(What is required): Below is a listing. Gather each line of it that contains "name".
--- BEGIN Source material ---
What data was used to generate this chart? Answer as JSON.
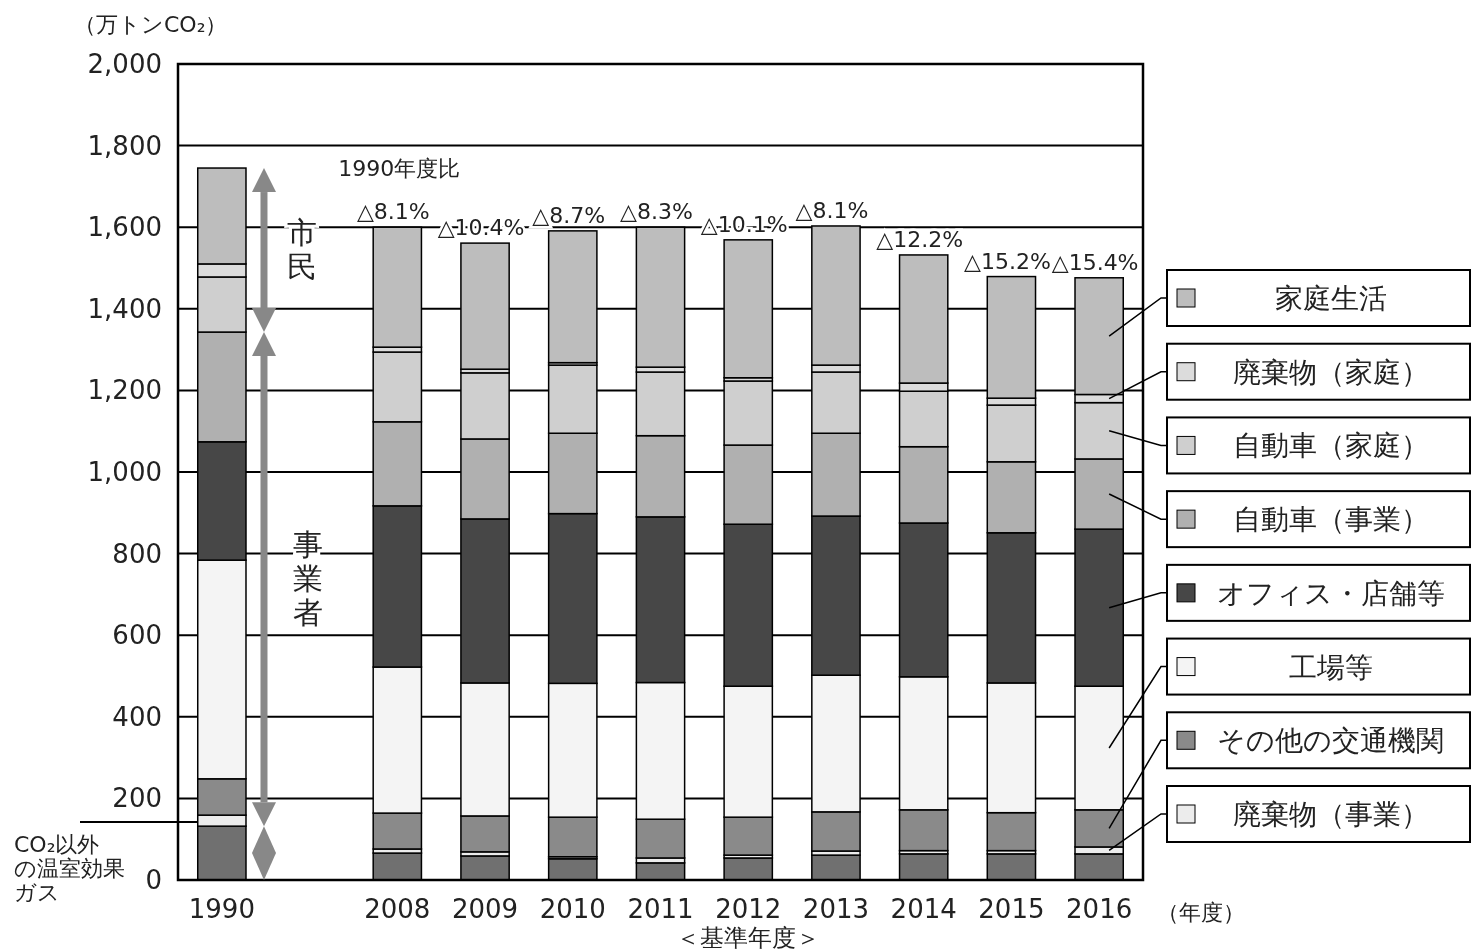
{
  "chart_data": {
    "type": "bar",
    "stacked": true,
    "ylabel": "（万トンCO₂）",
    "xlabel": "（年度）",
    "categories": [
      "1990",
      null,
      "2008",
      "2009",
      "2010",
      "2011",
      "2012",
      "2013",
      "2014",
      "2015",
      "2016"
    ],
    "ylim": [
      0,
      2000
    ],
    "yticks": [
      0,
      200,
      400,
      600,
      800,
      {
        "value": 1000,
        "label": "1,000"
      },
      {
        "value": 1200,
        "label": "1,200"
      },
      {
        "value": 1400,
        "label": "1,400"
      },
      {
        "value": 1600,
        "label": "1,600"
      },
      {
        "value": 1800,
        "label": "1,800"
      },
      {
        "value": 2000,
        "label": "2,000"
      }
    ],
    "grid": "y",
    "legend": "right",
    "series": [
      {
        "name": "CO₂以外の温室効果ガス",
        "color": "#707070",
        "values": [
          132,
          null,
          66,
          59,
          52,
          42,
          54,
          61,
          64,
          64,
          64
        ]
      },
      {
        "name": "廃棄物（事業）",
        "color": "#ececec",
        "values": [
          27,
          null,
          10,
          10,
          5,
          12,
          7,
          10,
          8,
          8,
          17
        ]
      },
      {
        "name": "その他の交通機関",
        "color": "#8a8a8a",
        "values": [
          89,
          null,
          88,
          88,
          97,
          95,
          93,
          96,
          100,
          93,
          91
        ]
      },
      {
        "name": "工場等",
        "color": "#f4f4f4",
        "values": [
          536,
          null,
          358,
          326,
          328,
          335,
          321,
          335,
          326,
          318,
          303
        ]
      },
      {
        "name": "オフィス・店舗等",
        "color": "#474747",
        "values": [
          290,
          null,
          395,
          402,
          416,
          406,
          397,
          390,
          377,
          368,
          385
        ]
      },
      {
        "name": "自動車（事業）",
        "color": "#b0b0b0",
        "values": [
          269,
          null,
          206,
          196,
          197,
          199,
          194,
          203,
          187,
          174,
          172
        ]
      },
      {
        "name": "自動車（家庭）",
        "color": "#cfcfcf",
        "values": [
          135,
          null,
          171,
          162,
          167,
          156,
          157,
          150,
          136,
          139,
          138
        ]
      },
      {
        "name": "廃棄物（家庭）",
        "color": "#dcdcdc",
        "values": [
          32,
          null,
          12,
          9,
          6,
          12,
          8,
          17,
          20,
          17,
          20
        ]
      },
      {
        "name": "家庭生活",
        "color": "#bdbdbd",
        "values": [
          235,
          null,
          294,
          309,
          323,
          343,
          338,
          341,
          314,
          298,
          286
        ]
      }
    ],
    "annotations": [
      "市民",
      "事業者",
      "1990年度比",
      "＜基準年度＞",
      {
        "text": "△8.1%",
        "x": "2008",
        "y": 1600
      },
      {
        "text": "△10.4%",
        "x": "2009",
        "y": 1561
      },
      {
        "text": "△8.7%",
        "x": "2010",
        "y": 1591
      },
      {
        "text": "△8.3%",
        "x": "2011",
        "y": 1600
      },
      {
        "text": "△10.1%",
        "x": "2012",
        "y": 1569
      },
      {
        "text": "△8.1%",
        "x": "2013",
        "y": 1603
      },
      {
        "text": "△12.2%",
        "x": "2014",
        "y": 1532
      },
      {
        "text": "△15.2%",
        "x": "2015",
        "y": 1479
      },
      {
        "text": "△15.4%",
        "x": "2016",
        "y": 1476
      }
    ]
  }
}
--- END Source material ---
(Solution to this exercise):
        "name": "CO₂以外の温室効果ガス",
        "name": "廃棄物（事業）",
        "name": "その他の交通機関",
        "name": "工場等",
        "name": "オフィス・店舗等",
        "name": "自動車（事業）",
        "name": "自動車（家庭）",
        "name": "廃棄物（家庭）",
        "name": "家庭生活",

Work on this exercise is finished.